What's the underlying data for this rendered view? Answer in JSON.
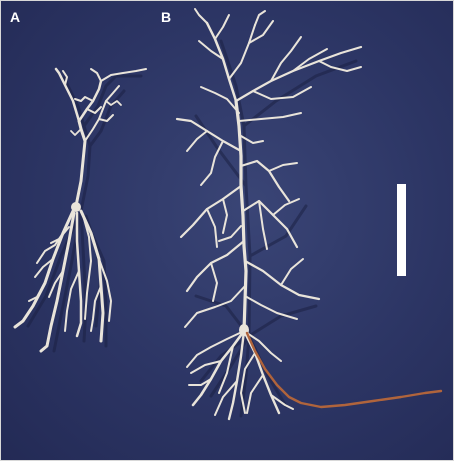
{
  "panels": [
    {
      "label": "A"
    },
    {
      "label": "B"
    }
  ],
  "colors": {
    "background": "#2c3564",
    "dendrite": "#e9e4da",
    "shadow": "#1b2043",
    "axon": "#b0643c",
    "scale_bar": "#ffffff",
    "label": "#ffffff"
  }
}
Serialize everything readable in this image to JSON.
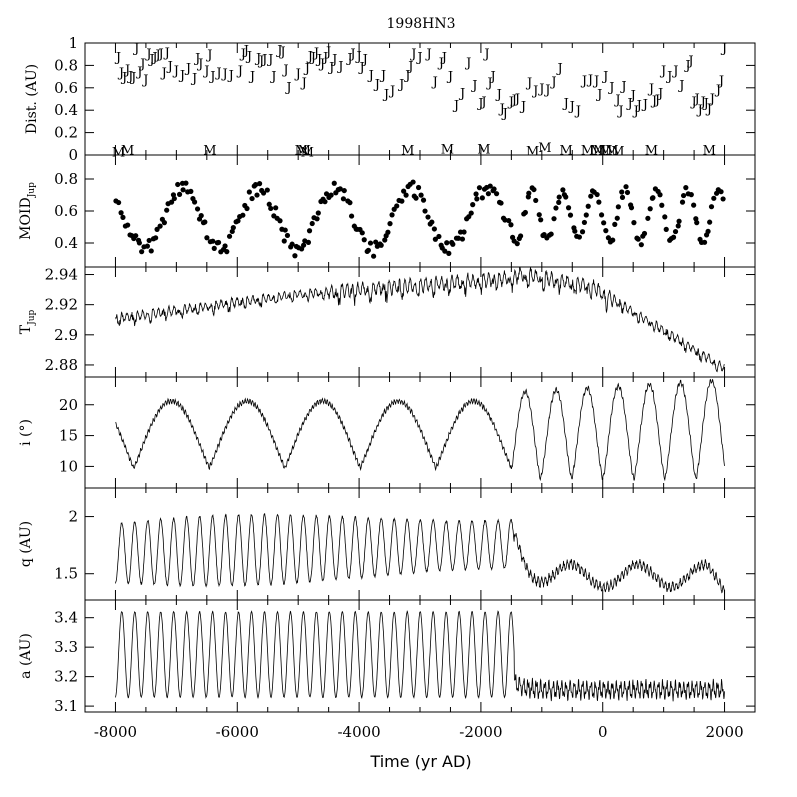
{
  "chart_data": {
    "type": "line",
    "title": "1998HN3",
    "xlabel": "Time (yr AD)",
    "xlim": [
      -8500,
      2500
    ],
    "x_ticks": [
      -8000,
      -6000,
      -4000,
      -2000,
      0,
      2000
    ],
    "x_tick_labels": [
      "-8000",
      "-6000",
      "-4000",
      "-2000",
      "0",
      "2000"
    ],
    "panels": [
      {
        "id": "dist",
        "ylabel": "Dist. (AU)",
        "type": "scatter",
        "ylim": [
          0,
          1
        ],
        "y_ticks": [
          0,
          0.2,
          0.4,
          0.6,
          0.8,
          1
        ],
        "y_tick_labels": [
          "0",
          "0.2",
          "0.4",
          "0.6",
          "0.8",
          "1"
        ],
        "series": [
          {
            "marker": "J",
            "points": [
              [
                -7950,
                0.88
              ],
              [
                -7900,
                0.74
              ],
              [
                -7850,
                0.7
              ],
              [
                -7800,
                0.77
              ],
              [
                -7750,
                0.71
              ],
              [
                -7700,
                0.7
              ],
              [
                -7650,
                0.96
              ],
              [
                -7600,
                0.75
              ],
              [
                -7550,
                0.82
              ],
              [
                -7500,
                0.68
              ],
              [
                -7450,
                0.91
              ],
              [
                -7400,
                0.86
              ],
              [
                -7350,
                0.88
              ],
              [
                -7300,
                0.9
              ],
              [
                -7250,
                0.91
              ],
              [
                -7200,
                0.74
              ],
              [
                -7150,
                0.92
              ],
              [
                -7100,
                0.8
              ],
              [
                -7000,
                0.76
              ],
              [
                -6900,
                0.72
              ],
              [
                -6800,
                0.78
              ],
              [
                -6700,
                0.69
              ],
              [
                -6650,
                0.87
              ],
              [
                -6600,
                0.82
              ],
              [
                -6500,
                0.76
              ],
              [
                -6450,
                0.9
              ],
              [
                -6400,
                0.71
              ],
              [
                -6300,
                0.74
              ],
              [
                -6200,
                0.73
              ],
              [
                -6100,
                0.72
              ],
              [
                -5950,
                0.76
              ],
              [
                -5900,
                0.91
              ],
              [
                -5850,
                0.94
              ],
              [
                -5800,
                0.89
              ],
              [
                -5750,
                0.71
              ],
              [
                -5650,
                0.87
              ],
              [
                -5600,
                0.85
              ],
              [
                -5550,
                0.86
              ],
              [
                -5450,
                0.86
              ],
              [
                -5400,
                0.71
              ],
              [
                -5300,
                0.94
              ],
              [
                -5250,
                0.93
              ],
              [
                -5200,
                0.77
              ],
              [
                -5150,
                0.61
              ],
              [
                -5000,
                0.73
              ],
              [
                -4900,
                0.65
              ],
              [
                -4850,
                0.78
              ],
              [
                -4800,
                0.89
              ],
              [
                -4750,
                0.88
              ],
              [
                -4700,
                0.92
              ],
              [
                -4650,
                0.86
              ],
              [
                -4600,
                0.82
              ],
              [
                -4550,
                0.88
              ],
              [
                -4500,
                0.93
              ],
              [
                -4450,
                0.79
              ],
              [
                -4400,
                0.86
              ],
              [
                -4300,
                0.8
              ],
              [
                -4150,
                0.87
              ],
              [
                -4100,
                0.91
              ],
              [
                -4000,
                0.89
              ],
              [
                -3950,
                0.79
              ],
              [
                -3900,
                0.86
              ],
              [
                -3800,
                0.72
              ],
              [
                -3700,
                0.64
              ],
              [
                -3600,
                0.72
              ],
              [
                -3550,
                0.55
              ],
              [
                -3450,
                0.58
              ],
              [
                -3300,
                0.64
              ],
              [
                -3200,
                0.72
              ],
              [
                -3150,
                0.8
              ],
              [
                -3100,
                0.91
              ],
              [
                -3000,
                0.88
              ],
              [
                -2850,
                0.91
              ],
              [
                -2750,
                0.66
              ],
              [
                -2650,
                0.83
              ],
              [
                -2600,
                0.88
              ],
              [
                -2500,
                0.71
              ],
              [
                -2400,
                0.45
              ],
              [
                -2300,
                0.56
              ],
              [
                -2200,
                0.83
              ],
              [
                -2100,
                0.63
              ],
              [
                -2000,
                0.47
              ],
              [
                -1950,
                0.48
              ],
              [
                -1900,
                0.91
              ],
              [
                -1850,
                0.65
              ],
              [
                -1800,
                0.71
              ],
              [
                -1700,
                0.55
              ],
              [
                -1650,
                0.42
              ],
              [
                -1600,
                0.38
              ],
              [
                -1500,
                0.48
              ],
              [
                -1450,
                0.5
              ],
              [
                -1400,
                0.51
              ],
              [
                -1300,
                0.44
              ],
              [
                -1200,
                0.65
              ],
              [
                -1100,
                0.58
              ],
              [
                -1000,
                0.6
              ],
              [
                -900,
                0.59
              ],
              [
                -800,
                0.66
              ],
              [
                -700,
                0.78
              ],
              [
                -600,
                0.47
              ],
              [
                -500,
                0.44
              ],
              [
                -400,
                0.4
              ],
              [
                -300,
                0.67
              ],
              [
                -200,
                0.68
              ],
              [
                -100,
                0.67
              ],
              [
                -50,
                0.55
              ],
              [
                50,
                0.71
              ],
              [
                150,
                0.61
              ],
              [
                250,
                0.5
              ],
              [
                300,
                0.4
              ],
              [
                350,
                0.62
              ],
              [
                450,
                0.47
              ],
              [
                500,
                0.54
              ],
              [
                550,
                0.4
              ],
              [
                600,
                0.45
              ],
              [
                700,
                0.46
              ],
              [
                800,
                0.6
              ],
              [
                850,
                0.49
              ],
              [
                900,
                0.5
              ],
              [
                950,
                0.56
              ],
              [
                1000,
                0.76
              ],
              [
                1100,
                0.71
              ],
              [
                1200,
                0.76
              ],
              [
                1300,
                0.63
              ],
              [
                1400,
                0.81
              ],
              [
                1450,
                0.85
              ],
              [
                1500,
                0.48
              ],
              [
                1550,
                0.51
              ],
              [
                1600,
                0.41
              ],
              [
                1650,
                0.48
              ],
              [
                1700,
                0.47
              ],
              [
                1750,
                0.42
              ],
              [
                1800,
                0.51
              ],
              [
                1900,
                0.59
              ],
              [
                1950,
                0.67
              ],
              [
                2000,
                0.96
              ]
            ]
          },
          {
            "marker": "M",
            "points": [
              [
                -7950,
                0.03
              ],
              [
                -7800,
                0.05
              ],
              [
                -6450,
                0.05
              ],
              [
                -4950,
                0.05
              ],
              [
                -4900,
                0.05
              ],
              [
                -4850,
                0.03
              ],
              [
                -3200,
                0.05
              ],
              [
                -2550,
                0.06
              ],
              [
                -1950,
                0.06
              ],
              [
                -1150,
                0.04
              ],
              [
                -950,
                0.07
              ],
              [
                -600,
                0.05
              ],
              [
                -250,
                0.05
              ],
              [
                -100,
                0.05
              ],
              [
                -50,
                0.05
              ],
              [
                50,
                0.05
              ],
              [
                150,
                0.05
              ],
              [
                250,
                0.04
              ],
              [
                800,
                0.05
              ],
              [
                1750,
                0.05
              ]
            ]
          }
        ]
      },
      {
        "id": "moid",
        "ylabel": "MOID",
        "ylabel_sub": "Jup",
        "type": "scatter",
        "ylim": [
          0.25,
          0.95
        ],
        "y_ticks": [
          0.4,
          0.6,
          0.8
        ],
        "y_tick_labels": [
          "0.4",
          "0.6",
          "0.8"
        ]
      },
      {
        "id": "tjup",
        "ylabel": "T",
        "ylabel_sub": "Jup",
        "type": "line",
        "ylim": [
          2.872,
          2.945
        ],
        "y_ticks": [
          2.88,
          2.9,
          2.92,
          2.94
        ],
        "y_tick_labels": [
          "2.88",
          "2.9",
          "2.92",
          "2.94"
        ]
      },
      {
        "id": "incl",
        "ylabel": "i (°)",
        "type": "line",
        "ylim": [
          6.5,
          24.5
        ],
        "y_ticks": [
          10,
          15,
          20
        ],
        "y_tick_labels": [
          "10",
          "15",
          "20"
        ]
      },
      {
        "id": "q",
        "ylabel": "q (AU)",
        "type": "line",
        "ylim": [
          1.27,
          2.25
        ],
        "y_ticks": [
          1.5,
          2
        ],
        "y_tick_labels": [
          "1.5",
          "2"
        ]
      },
      {
        "id": "a",
        "ylabel": "a (AU)",
        "type": "line",
        "ylim": [
          3.08,
          3.46
        ],
        "y_ticks": [
          3.1,
          3.2,
          3.3,
          3.4
        ],
        "y_tick_labels": [
          "3.1",
          "3.2",
          "3.3",
          "3.4"
        ]
      }
    ]
  }
}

Given instruction: From the entries above, list each line with "JSON" in it.

Result:
What's the underlying data for this rendered view? Answer in JSON.
Serialize everything readable in this image to JSON.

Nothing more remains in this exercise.